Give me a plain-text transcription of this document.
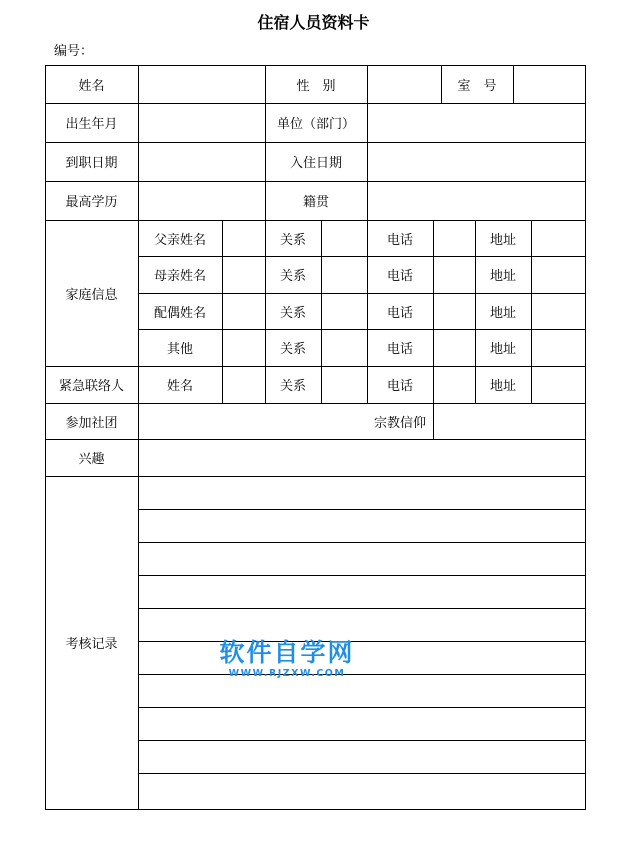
住宿人员资料卡
编号：
姓名	性　别	室　号
出生年月	单位（部门）
到职日期	入住日期
最高学历	籍贯
家庭信息
父亲姓名	关系	电话	地址
母亲姓名	关系	电话	地址
配偶姓名	关系	电话	地址
其他	关系	电话	地址
紧急联络人	姓名	关系	电话	地址
参加社团	宗教信仰
兴趣
考核记录	软件自学网
WWW.RJZXW.COM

#####

§ Aim of the exercise: Reproduce each entry precisely. Leave the pictures out.

§ Correct answer:
Give me a plain-text transcription of this document.
住宿人员资料卡
编号：
姓名	性　别	室　号
出生年月	单位（部门）
到职日期	入住日期
最高学历	籍贯
家庭信息
父亲姓名	关系	电话	地址
母亲姓名	关系	电话	地址
配偶姓名	关系	电话	地址
其他	关系	电话	地址
紧急联络人	姓名	关系	电话	地址
参加社团	宗教信仰
兴趣
考核记录	软件自学网
WWW.RJZXW.COM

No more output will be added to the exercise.